- **WHAT YOU ARE ASKED TO DO**: Rewrite each line of the records below as a Markdown table with the columns Row and Entry, numbering the rows in order. Skip blank lines, and leave the pictures out.
··· DATASET EXCERPTS
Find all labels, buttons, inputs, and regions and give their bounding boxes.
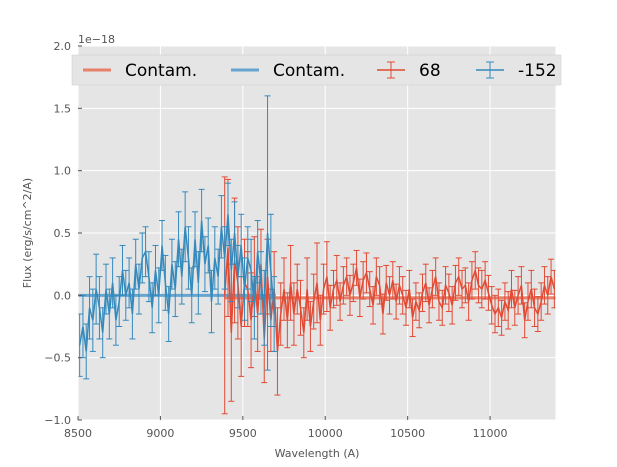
legend-label: -152: [518, 61, 557, 81]
y-tick-label: −1.0: [44, 414, 71, 427]
x-tick-label: 9500: [229, 427, 257, 440]
legend-label: Contam.: [125, 61, 197, 81]
x-tick-label: 11000: [473, 427, 508, 440]
y-tick-label: 0.5: [54, 227, 72, 240]
x-tick-label: 10500: [390, 427, 425, 440]
y-tick-label: −0.5: [44, 352, 71, 365]
y-tick-label: 0.0: [54, 289, 72, 302]
legend: Contam. Contam. 68 -152: [71, 54, 562, 86]
legend-label: 68: [419, 61, 441, 81]
y-axis-label: Flux (erg/s/cm^2/A): [21, 178, 34, 288]
y-ticks: −1.0 −0.5 0.0 0.5 1.0 1.5 2.0: [44, 40, 82, 427]
series-layer: [78, 95, 556, 415]
series-line: [78, 214, 275, 352]
legend-label: Contam.: [273, 61, 345, 81]
series-line: [223, 247, 556, 352]
series--152: [78, 95, 278, 380]
y-tick-label: 1.0: [54, 165, 72, 178]
x-axis-label: Wavelength (A): [275, 447, 360, 460]
x-tick-label: 8500: [64, 427, 92, 440]
y-offset-label: 1e−18: [78, 33, 115, 46]
x-tick-label: 10000: [308, 427, 343, 440]
y-tick-label: 1.5: [54, 102, 72, 115]
x-tick-label: 9000: [146, 427, 174, 440]
y-tick-label: 2.0: [54, 40, 72, 53]
x-ticks: 8500 9000 9500 10000 10500 11000: [64, 416, 508, 440]
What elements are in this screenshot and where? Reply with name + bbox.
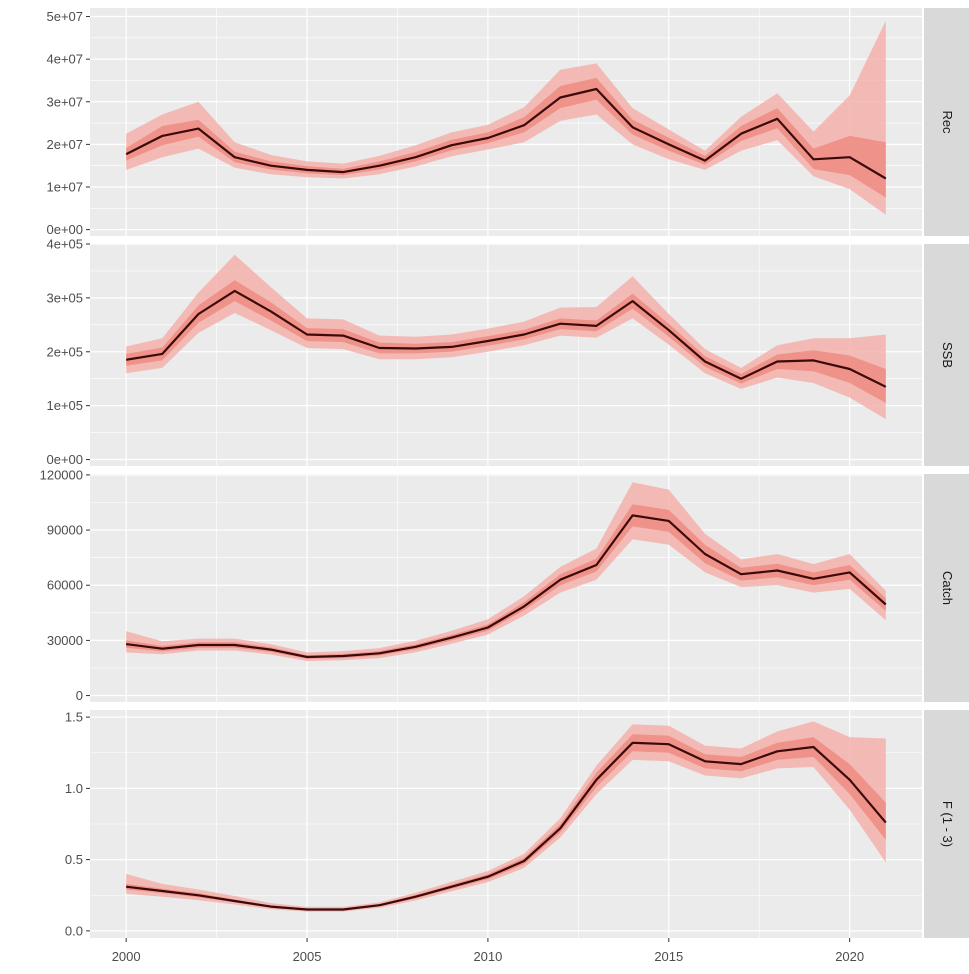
facet-strip	[924, 474, 969, 702]
y-tick-label: 5e+07	[46, 9, 83, 24]
median-line	[126, 289, 887, 388]
inner-confidence-band	[126, 280, 886, 403]
panels-layer: 0e+00 1e+07 2e+07 3e+07 4e+07 5e+07 Rec 0e+00 1e…	[40, 8, 969, 938]
y-tick-label: 2e+07	[46, 137, 83, 152]
y-tick-label: 30000	[47, 633, 83, 648]
median-line	[125, 87, 887, 180]
facet-strip	[924, 244, 969, 466]
y-tick-label: 2e+05	[46, 344, 83, 359]
y-tick-label: 0.5	[65, 852, 83, 867]
y-tick-label: 0e+00	[46, 452, 83, 467]
y-tick-label: 1e+07	[46, 179, 83, 194]
x-tick-label: 2010	[473, 949, 502, 964]
panel-2: 0e+00 1e+05 2e+05 3e+05 4e+05 SSB	[46, 237, 969, 467]
panel-1: 0e+00 1e+07 2e+07 3e+07 4e+07 5e+07 Rec	[46, 8, 969, 237]
y-tick-label: 4e+05	[46, 237, 83, 252]
y-tick-label: 120000	[40, 467, 83, 482]
inner-confidence-band	[126, 77, 886, 198]
facet-strip	[924, 710, 969, 938]
median-line	[126, 514, 887, 659]
facet-strip-label: SSB	[940, 342, 955, 368]
y-tick-label: 0	[76, 688, 83, 703]
facet-strip	[924, 8, 969, 236]
inner-confidence-band	[126, 734, 886, 911]
facet-strip-label: Rec	[940, 110, 955, 134]
facet-strip-label: Catch	[940, 571, 955, 605]
median-line	[126, 741, 887, 911]
y-tick-label: 60000	[47, 578, 83, 593]
panel-4: 0.0 0.5 1.0 1.5 F (1 - 3)	[65, 710, 969, 938]
y-tick-label: 1e+05	[46, 398, 83, 413]
y-tick-label: 1.0	[65, 781, 83, 796]
facet-strip-label: F (1 - 3)	[940, 801, 955, 847]
y-tick-label: 0.0	[65, 923, 83, 938]
outer-confidence-band	[126, 20, 886, 215]
panel-background	[90, 474, 922, 702]
inner-confidence-band	[126, 504, 886, 659]
x-tick-label: 2020	[835, 949, 864, 964]
x-axis: 2000 2005 2010 2015 2020	[112, 938, 864, 964]
y-tick-label: 3e+05	[46, 290, 83, 305]
y-tick-label: 90000	[47, 523, 83, 538]
y-tick-label: 4e+07	[46, 52, 83, 67]
y-tick-label: 0e+00	[46, 222, 83, 237]
x-tick-label: 2005	[293, 949, 322, 964]
x-tick-label: 2015	[654, 949, 683, 964]
y-tick-label: 3e+07	[46, 94, 83, 109]
outer-confidence-band	[126, 721, 886, 912]
panel-3: 0 30000 60000 90000 120000 Catch	[40, 467, 969, 703]
x-tick-label: 2000	[112, 949, 141, 964]
outer-confidence-band	[126, 482, 886, 661]
y-tick-label: 1.5	[65, 710, 83, 725]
······
- **OUTPUT FOR THIS TASK**:
| Row | Entry |
|---|---|
| 1 | Find all labels, buttons, inputs, and regions and give their bounding boxes. |
| 2 | legend-label: -152: [518, 61, 557, 81] |
| 3 | y-tick-label: −1.0: [44, 414, 71, 427] |
| 4 | x-tick-label: 9500: [229, 427, 257, 440] |
| 5 | legend-label: Contam.: [125, 61, 197, 81] |
| 6 | x-tick-label: 11000: [473, 427, 508, 440] |
| 7 | y-tick-label: 0.5: [54, 227, 72, 240] |
| 8 | x-tick-label: 10500: [390, 427, 425, 440] |
| 9 | y-tick-label: −0.5: [44, 352, 71, 365] |
| 10 | y-tick-label: 0.0: [54, 289, 72, 302] |
| 11 | legend: Contam. Contam. 68 -152: [71, 54, 562, 86] |
| 12 | legend-label: 68: [419, 61, 441, 81] |
| 13 | y-axis-label: Flux (erg/s/cm^2/A): [21, 178, 34, 288] |
| 14 | y-ticks: −1.0 −0.5 0.0 0.5 1.0 1.5 2.0: [44, 40, 82, 427] |
| 15 | series-layer: [78, 95, 556, 415] |
| 16 | series-line: [78, 214, 275, 352] |
| 17 | legend-label: Contam.: [273, 61, 345, 81] |
| 18 | series-line: [223, 247, 556, 352] |
| 19 | series--152: [78, 95, 278, 380] |
| 20 | y-tick-label: 1.0: [54, 165, 72, 178] |
| 21 | x-axis-label: Wavelength (A): [275, 447, 360, 460] |
| 22 | x-tick-label: 8500: [64, 427, 92, 440] |
| 23 | y-offset-label: 1e−18: [78, 33, 115, 46] |
| 24 | x-tick-label: 10000: [308, 427, 343, 440] |
| 25 | y-tick-label: 1.5: [54, 102, 72, 115] |
| 26 | x-tick-label: 9000: [146, 427, 174, 440] |
| 27 | y-tick-label: 2.0: [54, 40, 72, 53] |
| 28 | x-ticks: 8500 9000 9500 10000 10500 11000: [64, 416, 508, 440] |
| 29 | What elements are in this screenshot and where? Reply with name + bbox. |
| 30 | facet-strip	[924, 474, 969, 702] |
| 31 | y-tick-label: 5e+07	[46, 9, 83, 24] |
| 32 | median-line	[126, 289, 887, 388] |
| 33 | inner-confidence-band	[126, 280, 886, 403] |
| 34 | panels-layer: 0e+00 1e+07 2e+07 3e+07 4e+07 5e+07 Rec 0e+00 1e…	[40, 8, 969, 938] |
| 35 | y-tick-label: 2e+07	[46, 137, 83, 152] |
| 36 | y-tick-label: 30000	[47, 633, 83, 648] |
| 37 | median-line	[125, 87, 887, 180] |
| 38 | facet-strip	[924, 244, 969, 466] |
| 39 | y-tick-label: 2e+05	[46, 344, 83, 359] |
| 40 | y-tick-label: 0.5	[65, 852, 83, 867] |
| 41 | y-tick-label: 0e+00	[46, 452, 83, 467] |
| 42 | y-tick-label: 1e+07	[46, 179, 83, 194] |
| 43 | x-tick-label: 2010	[473, 949, 502, 964] |
| 44 | panel-2: 0e+00 1e+05 2e+05 3e+05 4e+05 SSB	[46, 237, 969, 467] |
| 45 | panel-1: 0e+00 1e+07 2e+07 3e+07 4e+07 5e+07 Rec	[46, 8, 969, 237] |
| 46 | y-tick-label: 4e+05	[46, 237, 83, 252] |
| 47 | y-tick-label: 120000	[40, 467, 83, 482] |
| 48 | inner-confidence-band	[126, 77, 886, 198] |
| 49 | facet-strip	[924, 710, 969, 938] |
| 50 | median-line	[126, 514, 887, 659] |
| 51 | facet-strip-label: SSB	[940, 342, 955, 368] |
| 52 | y-tick-label: 0	[76, 688, 83, 703] |
| 53 | facet-strip	[924, 8, 969, 236] |
| 54 | inner-confidence-band	[126, 734, 886, 911] |
| 55 | facet-strip-label: Rec	[940, 110, 955, 134] |
| 56 | facet-strip-label: Catch	[940, 571, 955, 605] |
| 57 | median-line	[126, 741, 887, 911] |
| 58 | y-tick-label: 60000	[47, 578, 83, 593] |
| 59 | panel-4: 0.0 0.5 1.0 1.5 F (1 - 3)	[65, 710, 969, 938] |
| 60 | y-tick-label: 1e+05	[46, 398, 83, 413] |
| 61 | y-tick-label: 1.0	[65, 781, 83, 796] |
| 62 | facet-strip-label: F (1 - 3)	[940, 801, 955, 847] |
| 63 | y-tick-label: 0.0	[65, 923, 83, 938] |
| 64 | outer-confidence-band	[126, 20, 886, 215] |
| 65 | panel-background	[90, 474, 922, 702] |
| 66 | inner-confidence-band	[126, 504, 886, 659] |
| 67 | x-tick-label: 2020	[835, 949, 864, 964] |
| 68 | x-axis: 2000 2005 2010 2015 2020	[112, 938, 864, 964] |
| 69 | y-tick-label: 3e+05	[46, 290, 83, 305] |
| 70 | y-tick-label: 90000	[47, 523, 83, 538] |
| 71 | y-tick-label: 4e+07	[46, 52, 83, 67] |
| 72 | y-tick-label: 0e+00	[46, 222, 83, 237] |
| 73 | x-tick-label: 2005	[293, 949, 322, 964] |
| 74 | x-tick-label: 2015	[654, 949, 683, 964] |
| 75 | y-tick-label: 3e+07	[46, 94, 83, 109] |
| 76 | outer-confidence-band	[126, 721, 886, 912] |
| 77 | panel-3: 0 30000 60000 90000 120000 Catch	[40, 467, 969, 703] |
| 78 | x-tick-label: 2000	[112, 949, 141, 964] |
| 79 | outer-confidence-band	[126, 482, 886, 661] |
| 80 | y-tick-label: 1.5	[65, 710, 83, 725] |